Please repeat all of the listing exactly.

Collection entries
==================================================
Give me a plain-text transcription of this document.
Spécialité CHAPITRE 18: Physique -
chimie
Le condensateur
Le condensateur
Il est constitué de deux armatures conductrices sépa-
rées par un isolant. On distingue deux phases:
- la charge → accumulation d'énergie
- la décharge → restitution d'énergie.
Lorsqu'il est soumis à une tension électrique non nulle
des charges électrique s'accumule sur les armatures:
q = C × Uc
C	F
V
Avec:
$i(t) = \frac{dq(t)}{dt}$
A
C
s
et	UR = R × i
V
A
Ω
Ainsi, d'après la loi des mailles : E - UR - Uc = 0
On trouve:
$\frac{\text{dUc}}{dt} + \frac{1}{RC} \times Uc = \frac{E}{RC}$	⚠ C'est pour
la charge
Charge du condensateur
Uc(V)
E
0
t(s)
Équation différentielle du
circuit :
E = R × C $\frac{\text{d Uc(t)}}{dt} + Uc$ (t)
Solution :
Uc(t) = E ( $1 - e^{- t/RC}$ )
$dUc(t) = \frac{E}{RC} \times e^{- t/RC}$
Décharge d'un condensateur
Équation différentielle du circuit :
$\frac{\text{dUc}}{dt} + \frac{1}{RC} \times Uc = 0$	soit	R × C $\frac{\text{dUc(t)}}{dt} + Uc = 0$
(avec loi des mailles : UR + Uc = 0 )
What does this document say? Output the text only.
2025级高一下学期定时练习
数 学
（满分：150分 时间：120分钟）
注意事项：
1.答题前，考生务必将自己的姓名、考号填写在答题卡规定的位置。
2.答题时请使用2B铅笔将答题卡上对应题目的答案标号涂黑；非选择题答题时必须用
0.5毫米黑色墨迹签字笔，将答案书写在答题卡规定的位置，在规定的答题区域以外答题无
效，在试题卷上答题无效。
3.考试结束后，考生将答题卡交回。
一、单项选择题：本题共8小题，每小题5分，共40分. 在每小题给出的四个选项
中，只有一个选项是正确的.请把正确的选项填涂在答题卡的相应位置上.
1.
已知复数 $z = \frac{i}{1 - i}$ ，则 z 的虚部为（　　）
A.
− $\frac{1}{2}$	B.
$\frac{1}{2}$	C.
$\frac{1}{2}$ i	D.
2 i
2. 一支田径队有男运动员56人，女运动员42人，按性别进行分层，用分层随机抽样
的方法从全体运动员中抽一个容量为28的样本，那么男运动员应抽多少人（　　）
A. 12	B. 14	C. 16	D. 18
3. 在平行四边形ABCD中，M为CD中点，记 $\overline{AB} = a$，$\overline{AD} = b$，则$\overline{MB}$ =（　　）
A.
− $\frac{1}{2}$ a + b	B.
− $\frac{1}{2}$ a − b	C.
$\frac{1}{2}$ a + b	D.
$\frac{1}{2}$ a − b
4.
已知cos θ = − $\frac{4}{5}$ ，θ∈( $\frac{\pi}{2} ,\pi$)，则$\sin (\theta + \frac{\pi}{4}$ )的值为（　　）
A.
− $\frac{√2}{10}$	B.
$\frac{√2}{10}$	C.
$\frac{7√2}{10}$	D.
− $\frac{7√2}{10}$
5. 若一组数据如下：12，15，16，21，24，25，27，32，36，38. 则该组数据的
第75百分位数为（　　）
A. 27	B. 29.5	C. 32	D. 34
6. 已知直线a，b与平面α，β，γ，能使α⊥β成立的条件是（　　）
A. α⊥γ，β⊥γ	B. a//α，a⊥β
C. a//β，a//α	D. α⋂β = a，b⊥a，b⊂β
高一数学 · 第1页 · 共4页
==================================================
** SOLUTION **
Give me a plain-text transcription of this document.
Spécialité CHAPITRE 18: Physique -
chimie
Le condensateur
Le condensateur
Il est constitué de deux armatures conductrices sépa-
rées par un isolant. On distingue deux phases:
- la charge → accumulation d'énergie
- la décharge → restitution d'énergie.
Lorsqu'il est soumis à une tension électrique non nulle
des charges électrique s'accumule sur les armatures:
q = C × Uc
C	F
V
Avec:
$i(t) = \frac{dq(t)}{dt}$
A
C
s
et	UR = R × i
V
A
Ω
Ainsi, d'après la loi des mailles : E - UR - Uc = 0
On trouve:
$\frac{\text{dUc}}{dt} + \frac{1}{RC} \times Uc = \frac{E}{RC}$	⚠ C'est pour
la charge
Charge du condensateur
Uc(V)
E
0
t(s)
Équation différentielle du
circuit :
E = R × C $\frac{\text{d Uc(t)}}{dt} + Uc$ (t)
Solution :
Uc(t) = E ( $1 - e^{- t/RC}$ )
$dUc(t) = \frac{E}{RC} \times e^{- t/RC}$
Décharge d'un condensateur
Équation différentielle du circuit :
$\frac{\text{dUc}}{dt} + \frac{1}{RC} \times Uc = 0$	soit	R × C $\frac{\text{dUc(t)}}{dt} + Uc = 0$
(avec loi des mailles : UR + Uc = 0 )
What does this document say? Output the text only.
2025级高一下学期定时练习
数 学
（满分：150分 时间：120分钟）
注意事项：
1.答题前，考生务必将自己的姓名、考号填写在答题卡规定的位置。
2.答题时请使用2B铅笔将答题卡上对应题目的答案标号涂黑；非选择题答题时必须用
0.5毫米黑色墨迹签字笔，将答案书写在答题卡规定的位置，在规定的答题区域以外答题无
效，在试题卷上答题无效。
3.考试结束后，考生将答题卡交回。
一、单项选择题：本题共8小题，每小题5分，共40分. 在每小题给出的四个选项
中，只有一个选项是正确的.请把正确的选项填涂在答题卡的相应位置上.
1.
已知复数 $z = \frac{i}{1 - i}$ ，则 z 的虚部为（　　）
A.
− $\frac{1}{2}$	B.
$\frac{1}{2}$	C.
$\frac{1}{2}$ i	D.
2 i
2. 一支田径队有男运动员56人，女运动员42人，按性别进行分层，用分层随机抽样
的方法从全体运动员中抽一个容量为28的样本，那么男运动员应抽多少人（　　）
A. 12	B. 14	C. 16	D. 18
3. 在平行四边形ABCD中，M为CD中点，记 $\overline{AB} = a$，$\overline{AD} = b$，则$\overline{MB}$ =（　　）
A.
− $\frac{1}{2}$ a + b	B.
− $\frac{1}{2}$ a − b	C.
$\frac{1}{2}$ a + b	D.
$\frac{1}{2}$ a − b
4.
已知cos θ = − $\frac{4}{5}$ ，θ∈( $\frac{\pi}{2} ,\pi$)，则$\sin (\theta + \frac{\pi}{4}$ )的值为（　　）
A.
− $\frac{√2}{10}$	B.
$\frac{√2}{10}$	C.
$\frac{7√2}{10}$	D.
− $\frac{7√2}{10}$
5. 若一组数据如下：12，15，16，21，24，25，27，32，36，38. 则该组数据的
第75百分位数为（　　）
A. 27	B. 29.5	C. 32	D. 34
6. 已知直线a，b与平面α，β，γ，能使α⊥β成立的条件是（　　）
A. α⊥γ，β⊥γ	B. a//α，a⊥β
C. a//β，a//α	D. α⋂β = a，b⊥a，b⊂β
高一数学 · 第1页 · 共4页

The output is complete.